Identify the lines bearing the string "name" and gather them.

········

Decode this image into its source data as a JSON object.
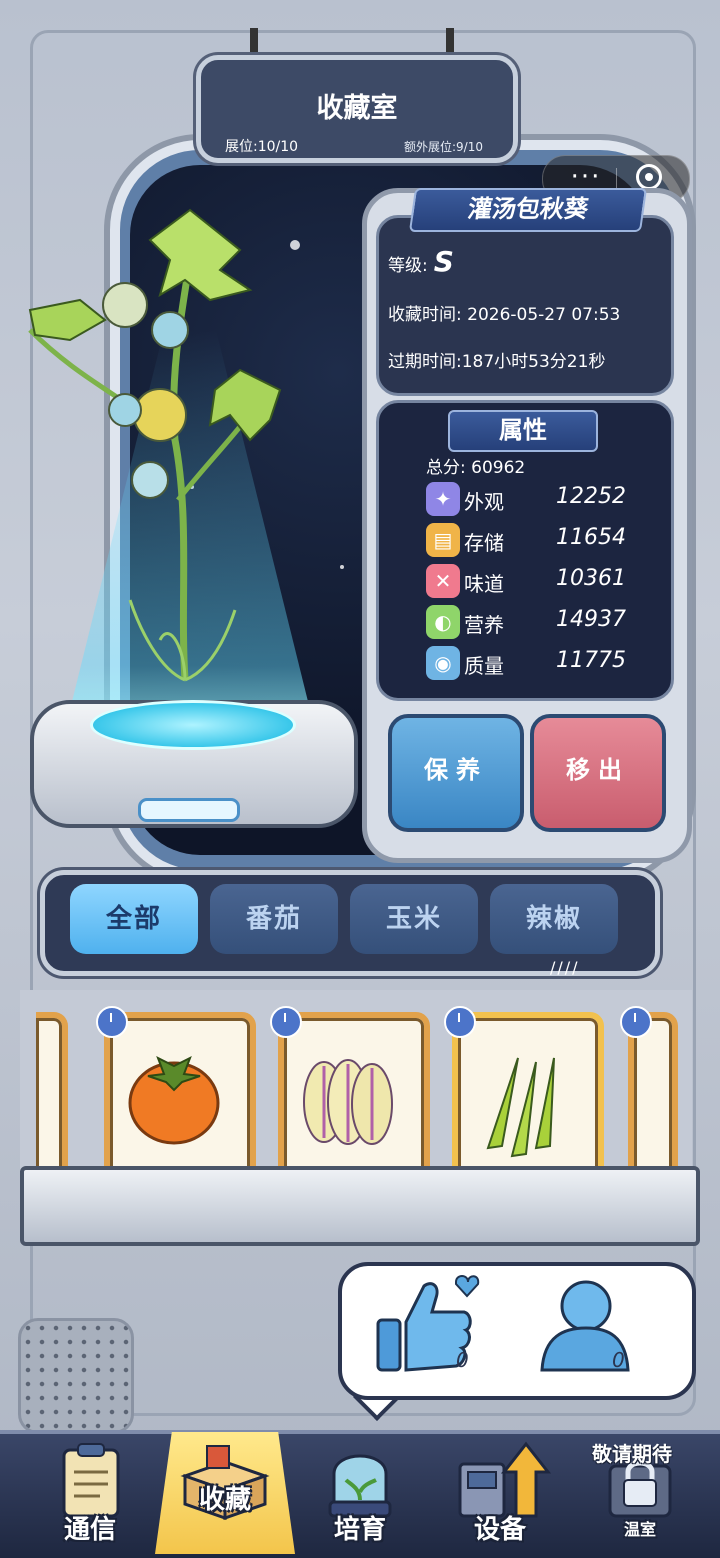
{
  "header": {
    "title": "收藏室",
    "slots": "展位:10/10",
    "extra_slots": "额外展位:9/10"
  },
  "capsule": {
    "more_icon": "···",
    "close_icon": "target-icon"
  },
  "plant_info": {
    "name": "灌汤包秋葵",
    "grade_label": "等级:",
    "grade_value": "S",
    "collect_time": "收藏时间: 2026-05-27 07:53",
    "expire_time": "过期时间:187小时53分21秒"
  },
  "attributes": {
    "title": "属性",
    "total": "总分: 60962",
    "items": [
      {
        "name": "外观",
        "value": "12252",
        "icon": "sparkle-icon",
        "color": "#8f86e6"
      },
      {
        "name": "存储",
        "value": "11654",
        "icon": "storage-icon",
        "color": "#f0b448"
      },
      {
        "name": "味道",
        "value": "10361",
        "icon": "utensils-icon",
        "color": "#f07a8e"
      },
      {
        "name": "营养",
        "value": "14937",
        "icon": "lemon-icon",
        "color": "#8fd56a"
      },
      {
        "name": "质量",
        "value": "11775",
        "icon": "muscle-icon",
        "color": "#6fb4e4"
      }
    ]
  },
  "actions": {
    "maintain": "保养",
    "remove": "移出"
  },
  "filter_tabs": [
    {
      "label": "全部",
      "active": true
    },
    {
      "label": "番茄",
      "active": false
    },
    {
      "label": "玉米",
      "active": false
    },
    {
      "label": "辣椒",
      "active": false
    }
  ],
  "collection_cards": [
    {
      "item": "partial-card-left"
    },
    {
      "item": "persimmon"
    },
    {
      "item": "striped-melon"
    },
    {
      "item": "okra",
      "selected": true
    },
    {
      "item": "partial-card-right"
    }
  ],
  "social": {
    "likes": "0",
    "visitors": "0"
  },
  "bottom_nav": [
    {
      "label": "通信"
    },
    {
      "label": "收藏",
      "active": true
    },
    {
      "label": "培育"
    },
    {
      "label": "设备"
    },
    {
      "label": "温室",
      "badge": "敬请期待"
    }
  ]
}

········

§ **EXPECTED ANSWER**
    "name": "灌汤包秋葵",
        "name": "外观",
        "name": "存储",
        "name": "味道",
        "name": "营养",
        "name": "质量",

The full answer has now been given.